- WORK TO BE COMPLETED:
Please copy the material below word for word, from its first line through the line containing "question-5: 5) Sketch".

- STORED RECORDS:

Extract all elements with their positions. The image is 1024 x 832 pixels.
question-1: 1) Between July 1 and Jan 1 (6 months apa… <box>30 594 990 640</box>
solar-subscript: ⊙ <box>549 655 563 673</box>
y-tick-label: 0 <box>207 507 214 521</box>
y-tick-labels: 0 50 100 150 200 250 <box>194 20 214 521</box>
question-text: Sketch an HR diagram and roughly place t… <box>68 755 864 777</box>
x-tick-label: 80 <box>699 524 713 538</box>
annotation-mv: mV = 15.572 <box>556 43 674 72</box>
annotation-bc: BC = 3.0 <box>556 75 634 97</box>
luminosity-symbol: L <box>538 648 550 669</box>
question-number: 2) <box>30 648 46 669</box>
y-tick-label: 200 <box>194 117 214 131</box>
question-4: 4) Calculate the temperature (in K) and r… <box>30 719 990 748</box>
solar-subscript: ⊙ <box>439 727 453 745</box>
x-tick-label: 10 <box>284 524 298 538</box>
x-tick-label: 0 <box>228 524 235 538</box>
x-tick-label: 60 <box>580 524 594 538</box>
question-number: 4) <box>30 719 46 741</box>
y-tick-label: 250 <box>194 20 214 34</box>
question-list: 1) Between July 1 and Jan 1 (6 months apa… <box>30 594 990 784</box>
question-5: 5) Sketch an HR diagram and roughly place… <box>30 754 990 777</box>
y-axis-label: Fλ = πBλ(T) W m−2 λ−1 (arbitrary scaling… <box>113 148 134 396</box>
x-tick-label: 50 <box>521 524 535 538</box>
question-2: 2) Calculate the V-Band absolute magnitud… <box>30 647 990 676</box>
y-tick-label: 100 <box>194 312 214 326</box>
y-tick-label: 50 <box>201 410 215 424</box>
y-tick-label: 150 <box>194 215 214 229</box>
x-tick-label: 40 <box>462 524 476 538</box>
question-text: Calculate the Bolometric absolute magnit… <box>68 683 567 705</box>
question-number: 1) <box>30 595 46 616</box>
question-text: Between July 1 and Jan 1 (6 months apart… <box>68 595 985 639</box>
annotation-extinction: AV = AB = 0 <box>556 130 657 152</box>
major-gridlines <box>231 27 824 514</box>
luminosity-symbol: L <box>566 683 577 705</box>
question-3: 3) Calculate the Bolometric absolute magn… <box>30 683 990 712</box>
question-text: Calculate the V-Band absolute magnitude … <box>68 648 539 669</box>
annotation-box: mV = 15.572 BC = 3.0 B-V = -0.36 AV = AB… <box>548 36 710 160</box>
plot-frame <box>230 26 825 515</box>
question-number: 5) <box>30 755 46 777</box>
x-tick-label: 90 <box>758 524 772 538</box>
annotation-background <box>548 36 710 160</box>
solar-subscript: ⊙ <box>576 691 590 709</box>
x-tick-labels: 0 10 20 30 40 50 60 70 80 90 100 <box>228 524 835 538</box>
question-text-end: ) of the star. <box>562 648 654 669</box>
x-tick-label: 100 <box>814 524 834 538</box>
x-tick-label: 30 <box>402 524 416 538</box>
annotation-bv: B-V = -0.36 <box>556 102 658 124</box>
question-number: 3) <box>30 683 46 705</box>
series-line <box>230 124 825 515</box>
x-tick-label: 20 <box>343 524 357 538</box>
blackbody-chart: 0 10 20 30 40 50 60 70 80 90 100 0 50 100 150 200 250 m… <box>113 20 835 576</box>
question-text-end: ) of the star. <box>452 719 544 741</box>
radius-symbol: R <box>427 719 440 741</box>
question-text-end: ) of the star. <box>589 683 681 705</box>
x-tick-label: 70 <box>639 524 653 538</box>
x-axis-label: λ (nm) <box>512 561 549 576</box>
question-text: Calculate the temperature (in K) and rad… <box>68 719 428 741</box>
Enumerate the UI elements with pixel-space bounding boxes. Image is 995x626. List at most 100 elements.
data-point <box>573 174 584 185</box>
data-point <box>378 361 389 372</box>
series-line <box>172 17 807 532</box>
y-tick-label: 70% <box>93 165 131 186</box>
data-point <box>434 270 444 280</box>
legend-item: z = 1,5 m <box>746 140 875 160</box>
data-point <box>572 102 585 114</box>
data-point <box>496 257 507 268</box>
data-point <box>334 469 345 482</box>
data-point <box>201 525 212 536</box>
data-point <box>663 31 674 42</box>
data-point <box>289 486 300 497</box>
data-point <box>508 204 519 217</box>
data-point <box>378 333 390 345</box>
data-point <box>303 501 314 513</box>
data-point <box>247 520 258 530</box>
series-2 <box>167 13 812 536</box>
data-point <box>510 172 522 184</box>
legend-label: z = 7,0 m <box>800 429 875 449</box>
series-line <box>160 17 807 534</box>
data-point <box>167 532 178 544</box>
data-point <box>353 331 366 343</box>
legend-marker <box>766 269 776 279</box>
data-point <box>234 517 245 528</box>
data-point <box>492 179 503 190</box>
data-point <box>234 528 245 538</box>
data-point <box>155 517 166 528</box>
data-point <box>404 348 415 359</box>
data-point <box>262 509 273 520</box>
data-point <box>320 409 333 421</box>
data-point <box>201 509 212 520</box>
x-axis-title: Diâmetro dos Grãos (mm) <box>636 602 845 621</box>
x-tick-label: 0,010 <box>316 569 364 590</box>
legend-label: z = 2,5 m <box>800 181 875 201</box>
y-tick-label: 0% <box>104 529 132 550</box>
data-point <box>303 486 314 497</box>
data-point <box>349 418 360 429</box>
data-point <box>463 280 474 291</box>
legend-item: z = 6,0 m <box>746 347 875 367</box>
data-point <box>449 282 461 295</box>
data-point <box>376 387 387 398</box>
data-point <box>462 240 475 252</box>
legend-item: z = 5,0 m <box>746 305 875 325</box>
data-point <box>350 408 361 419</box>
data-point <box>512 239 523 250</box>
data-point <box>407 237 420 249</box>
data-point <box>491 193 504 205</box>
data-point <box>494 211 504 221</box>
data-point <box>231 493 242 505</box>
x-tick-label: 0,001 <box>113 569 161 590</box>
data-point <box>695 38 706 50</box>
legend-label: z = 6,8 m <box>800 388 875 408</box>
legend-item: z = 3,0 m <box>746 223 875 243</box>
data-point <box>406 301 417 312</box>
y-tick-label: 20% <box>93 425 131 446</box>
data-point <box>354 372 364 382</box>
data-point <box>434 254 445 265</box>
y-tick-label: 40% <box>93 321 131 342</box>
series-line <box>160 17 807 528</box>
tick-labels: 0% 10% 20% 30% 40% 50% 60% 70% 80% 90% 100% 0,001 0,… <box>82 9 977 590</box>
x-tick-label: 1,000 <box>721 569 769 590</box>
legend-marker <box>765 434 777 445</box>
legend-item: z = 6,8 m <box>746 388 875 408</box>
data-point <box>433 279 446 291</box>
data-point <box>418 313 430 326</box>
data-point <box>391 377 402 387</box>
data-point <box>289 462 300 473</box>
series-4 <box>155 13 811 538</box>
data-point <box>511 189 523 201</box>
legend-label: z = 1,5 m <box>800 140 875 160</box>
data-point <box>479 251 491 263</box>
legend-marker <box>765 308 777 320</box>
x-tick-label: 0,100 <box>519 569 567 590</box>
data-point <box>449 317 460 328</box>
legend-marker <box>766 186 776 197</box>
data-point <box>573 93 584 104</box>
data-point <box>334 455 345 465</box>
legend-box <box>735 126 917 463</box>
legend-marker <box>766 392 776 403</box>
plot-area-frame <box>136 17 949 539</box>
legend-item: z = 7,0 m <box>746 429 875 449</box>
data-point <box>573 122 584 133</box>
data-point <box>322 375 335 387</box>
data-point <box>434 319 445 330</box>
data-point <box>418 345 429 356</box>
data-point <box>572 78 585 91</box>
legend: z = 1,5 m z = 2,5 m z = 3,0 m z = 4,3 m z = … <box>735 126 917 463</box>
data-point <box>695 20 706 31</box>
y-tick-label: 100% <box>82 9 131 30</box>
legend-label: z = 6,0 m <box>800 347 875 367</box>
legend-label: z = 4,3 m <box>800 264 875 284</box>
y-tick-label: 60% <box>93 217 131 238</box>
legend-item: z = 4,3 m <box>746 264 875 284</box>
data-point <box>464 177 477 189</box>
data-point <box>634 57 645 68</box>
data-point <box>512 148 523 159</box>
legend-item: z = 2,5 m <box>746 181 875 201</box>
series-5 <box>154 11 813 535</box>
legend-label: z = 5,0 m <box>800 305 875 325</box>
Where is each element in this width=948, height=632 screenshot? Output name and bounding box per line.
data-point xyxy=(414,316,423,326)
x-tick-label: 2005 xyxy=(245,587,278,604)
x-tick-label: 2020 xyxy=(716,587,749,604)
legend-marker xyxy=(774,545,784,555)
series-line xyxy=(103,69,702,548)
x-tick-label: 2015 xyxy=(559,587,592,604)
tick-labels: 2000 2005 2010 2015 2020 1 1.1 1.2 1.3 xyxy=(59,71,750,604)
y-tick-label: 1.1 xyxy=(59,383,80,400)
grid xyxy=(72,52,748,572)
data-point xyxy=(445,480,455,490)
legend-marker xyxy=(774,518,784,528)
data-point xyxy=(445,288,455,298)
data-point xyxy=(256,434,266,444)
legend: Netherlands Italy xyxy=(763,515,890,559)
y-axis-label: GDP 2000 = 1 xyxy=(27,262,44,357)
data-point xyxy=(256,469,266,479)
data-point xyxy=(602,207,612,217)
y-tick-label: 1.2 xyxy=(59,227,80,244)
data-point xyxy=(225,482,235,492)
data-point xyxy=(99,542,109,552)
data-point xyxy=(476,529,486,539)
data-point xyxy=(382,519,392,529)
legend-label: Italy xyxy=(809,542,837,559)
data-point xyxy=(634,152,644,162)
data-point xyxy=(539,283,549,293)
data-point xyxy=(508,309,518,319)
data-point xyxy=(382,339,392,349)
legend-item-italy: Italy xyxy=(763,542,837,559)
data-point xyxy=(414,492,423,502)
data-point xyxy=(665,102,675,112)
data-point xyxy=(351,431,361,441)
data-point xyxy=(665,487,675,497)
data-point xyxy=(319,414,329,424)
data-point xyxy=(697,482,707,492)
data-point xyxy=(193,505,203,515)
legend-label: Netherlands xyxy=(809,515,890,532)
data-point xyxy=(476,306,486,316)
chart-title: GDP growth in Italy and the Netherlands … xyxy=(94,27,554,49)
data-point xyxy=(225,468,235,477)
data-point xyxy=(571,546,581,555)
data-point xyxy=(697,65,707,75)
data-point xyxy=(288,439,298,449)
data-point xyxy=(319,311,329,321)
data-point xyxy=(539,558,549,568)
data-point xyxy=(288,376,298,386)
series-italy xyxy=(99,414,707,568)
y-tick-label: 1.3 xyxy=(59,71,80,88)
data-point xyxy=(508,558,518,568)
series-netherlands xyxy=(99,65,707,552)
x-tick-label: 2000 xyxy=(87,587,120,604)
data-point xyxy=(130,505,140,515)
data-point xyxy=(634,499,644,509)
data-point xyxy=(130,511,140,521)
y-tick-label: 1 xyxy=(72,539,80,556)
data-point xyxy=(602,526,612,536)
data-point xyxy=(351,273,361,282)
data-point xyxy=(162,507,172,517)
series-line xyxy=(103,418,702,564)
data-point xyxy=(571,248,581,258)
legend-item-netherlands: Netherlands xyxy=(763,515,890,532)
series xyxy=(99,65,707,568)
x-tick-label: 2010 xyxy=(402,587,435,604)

- THE SOLUTION:
Extract all elements with their positions. The image is 1024 x 832 pixels.
question-1: 1) Between July 1 and Jan 1 (6 months apa… <box>30 594 990 640</box>
solar-subscript: ⊙ <box>549 655 563 673</box>
y-tick-label: 0 <box>207 507 214 521</box>
y-tick-labels: 0 50 100 150 200 250 <box>194 20 214 521</box>
question-text: Sketch an HR diagram and roughly place t… <box>68 755 864 777</box>
x-tick-label: 80 <box>699 524 713 538</box>
annotation-mv: mV = 15.572 <box>556 43 674 72</box>
annotation-bc: BC = 3.0 <box>556 75 634 97</box>
luminosity-symbol: L <box>538 648 550 669</box>
question-number: 2) <box>30 648 46 669</box>
y-tick-label: 200 <box>194 117 214 131</box>
question-4: 4) Calculate the temperature (in K) and r… <box>30 719 990 748</box>
solar-subscript: ⊙ <box>439 727 453 745</box>
x-tick-label: 10 <box>284 524 298 538</box>
x-tick-label: 0 <box>228 524 235 538</box>
x-tick-label: 60 <box>580 524 594 538</box>
question-number: 4) <box>30 719 46 741</box>
y-tick-label: 250 <box>194 20 214 34</box>
question-list: 1) Between July 1 and Jan 1 (6 months apa… <box>30 594 990 784</box>
question-5: 5) Sketch an HR diagram and roughly place… <box>30 754 990 777</box>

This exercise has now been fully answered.